Text under study:
As clinical practice has historically viewed mental disorders as categorical, it may be difficult to introduce a hierarchical p-factor model that is dimensional. Due to its statistical nature, there are concerns about user acceptability and usability within clinical practice. Likewise, studies demonstrating the clinical utility of the p-factor is minimal compared to the historical emphasis on discrete mental disorders (Carragher et al., 2015).
Despite the proposed challenges, p-factor studies are using more clinical samples than in previous years. One study in particular used a sample that contained individuals who were exposed to child sexual abuse, which is a risk factor diagnosis across all disorders (Hyland et al., 2018). Recent studies that used clinical samples have provided their own viewpoint on what the p-factors functional role could be within a clinical setting (Gomez, Stavropoulos, Vance & Griffiths, 2018; Hyland et al., 2018). A study by Gomez at al. (2018) examined different CFA models, including the bi-factor model (p-factor included) to test the models and the reliability of the p-factor for children and adolescence, separately. The clinical sample included clinical DSM diagnoses of the major internalising and externalising disorders, derived via clinical interviews. Results revealed that the model with the p-factor was the best fit along with supporting the p-factor within a clinical sample.
Two potential functional roles for the p-factor were stated, one functional role would be involved in prevention and intervention programmes. The initial step proposed was to incorporate all the internalising and externalising disorders to provide a comprehensive evaluation and a better understanding of a child’s or an adolescent’s psychopathology. Similar suggestions have been raised for example by Synder, Hyder and Hankin (2017) who stated a better understanding of child and adolescence over time, as level of psychopathology change with age during childhood and adolescence. This would then assist in mental health screenings for childhood and adolescence, to determine which individuals are likely to be at high risk of developing general psychopathology based on risk factors. The second functional role was that the p-factor could assist in developing a more generalised treatment, however, the study did not offer a substantive account of how such treatment might work.
Research by Meier and Meir (2017) has provided a detailed plan on how clinicians could use a generalised approach to treatment. The research has identified 14 common interventions that are common among cognitive-behavioural trans-diagnostic treatments. The proposal is a fully trans-diagnostic group treatment which is grounded in research on the p-factor. Although there are already established trans-diagnostic approaches, there have mostly focused on internalising disorders (Newby et al., 2015). Therefore, this would be moving into new territory as this treatment would need to cover all dimensions such as internalising, externalising and thought disorders. This approach makes sense if we consider the mechanics of the p factor however, it is difficult to say whether this would be successful within a practical sense.
In sum, the p-factor has the potential to provide greater clarity around comorbidity patterns, which have been a longstanding problem missed by traditional nosologies. However, there are many questions that remain unanswered with regards to the interpretation of the p-factor, and its potential functional role for practice. The realisation that mental disorders overlap and are highly comorbid needs to be accepted within the clinical practice before further advancements can happen. In addition, to all areas investigating mental disorders need to be on board to enhance better understanding and to create more comprehensive preventions and treatment.

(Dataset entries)
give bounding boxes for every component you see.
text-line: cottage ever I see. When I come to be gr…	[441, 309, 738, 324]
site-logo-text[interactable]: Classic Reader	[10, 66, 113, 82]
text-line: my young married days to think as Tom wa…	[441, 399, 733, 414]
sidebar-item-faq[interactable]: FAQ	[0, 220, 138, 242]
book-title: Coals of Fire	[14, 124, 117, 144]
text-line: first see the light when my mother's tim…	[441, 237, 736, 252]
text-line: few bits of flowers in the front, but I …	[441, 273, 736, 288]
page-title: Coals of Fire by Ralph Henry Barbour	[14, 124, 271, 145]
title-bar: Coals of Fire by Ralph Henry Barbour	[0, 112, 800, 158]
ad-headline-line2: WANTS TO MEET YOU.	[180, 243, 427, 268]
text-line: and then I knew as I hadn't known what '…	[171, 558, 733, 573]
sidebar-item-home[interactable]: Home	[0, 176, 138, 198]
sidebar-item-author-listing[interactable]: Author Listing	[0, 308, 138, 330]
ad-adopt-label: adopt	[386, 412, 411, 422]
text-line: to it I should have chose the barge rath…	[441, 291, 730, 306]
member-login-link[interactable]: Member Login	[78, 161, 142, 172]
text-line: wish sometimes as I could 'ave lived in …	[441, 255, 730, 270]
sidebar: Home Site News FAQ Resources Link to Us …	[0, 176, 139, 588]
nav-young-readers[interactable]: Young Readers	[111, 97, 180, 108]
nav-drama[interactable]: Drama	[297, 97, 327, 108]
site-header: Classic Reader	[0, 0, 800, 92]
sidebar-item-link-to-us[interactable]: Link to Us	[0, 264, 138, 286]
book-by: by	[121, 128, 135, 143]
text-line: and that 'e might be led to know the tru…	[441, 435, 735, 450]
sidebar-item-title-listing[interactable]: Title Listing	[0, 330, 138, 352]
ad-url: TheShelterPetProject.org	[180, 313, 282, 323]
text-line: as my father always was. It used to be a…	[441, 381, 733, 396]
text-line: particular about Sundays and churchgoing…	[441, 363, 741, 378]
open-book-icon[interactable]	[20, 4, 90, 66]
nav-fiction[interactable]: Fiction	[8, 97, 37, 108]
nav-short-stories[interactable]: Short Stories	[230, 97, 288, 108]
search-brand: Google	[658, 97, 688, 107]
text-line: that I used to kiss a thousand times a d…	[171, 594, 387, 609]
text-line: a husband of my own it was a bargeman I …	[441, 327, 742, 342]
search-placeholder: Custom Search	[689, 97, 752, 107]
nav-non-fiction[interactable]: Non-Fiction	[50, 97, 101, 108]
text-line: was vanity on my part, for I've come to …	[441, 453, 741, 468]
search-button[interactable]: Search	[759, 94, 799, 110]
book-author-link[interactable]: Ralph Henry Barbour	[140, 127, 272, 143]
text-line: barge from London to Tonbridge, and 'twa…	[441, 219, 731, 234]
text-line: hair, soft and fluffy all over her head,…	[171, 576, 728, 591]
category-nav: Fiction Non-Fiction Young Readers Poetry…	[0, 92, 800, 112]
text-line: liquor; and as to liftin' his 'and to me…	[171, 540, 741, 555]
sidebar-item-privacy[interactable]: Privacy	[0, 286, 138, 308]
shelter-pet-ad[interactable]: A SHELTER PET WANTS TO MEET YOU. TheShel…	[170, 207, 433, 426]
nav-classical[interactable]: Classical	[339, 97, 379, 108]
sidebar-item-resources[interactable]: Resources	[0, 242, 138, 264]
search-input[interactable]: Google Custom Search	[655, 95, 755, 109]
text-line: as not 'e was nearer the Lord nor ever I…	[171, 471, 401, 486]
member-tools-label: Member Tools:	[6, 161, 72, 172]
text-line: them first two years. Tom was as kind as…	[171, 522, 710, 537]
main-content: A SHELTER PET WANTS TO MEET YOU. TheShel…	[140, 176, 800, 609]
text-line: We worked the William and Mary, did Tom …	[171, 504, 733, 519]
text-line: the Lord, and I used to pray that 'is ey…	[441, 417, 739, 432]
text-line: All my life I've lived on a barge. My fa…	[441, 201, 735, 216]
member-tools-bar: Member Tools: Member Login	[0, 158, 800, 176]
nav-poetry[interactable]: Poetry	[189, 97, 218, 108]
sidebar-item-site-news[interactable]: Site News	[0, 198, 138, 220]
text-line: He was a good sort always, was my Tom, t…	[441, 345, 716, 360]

Exercise objective: Please transcribe the passage on the p-factor from "As clinical practice" to "(Carragher et al., 2015).".

Output of the exercise:
As clinical practice has historically viewed mental disorders as categorical, it may be difficult to introduce a hierarchical p-factor model that is dimensional. Due to its statistical nature, there are concerns about user acceptability and usability within clinical practice. Likewise, studies demonstrating the clinical utility of the p-factor is minimal compared to the historical emphasis on discrete mental disorders (Carragher et al., 2015).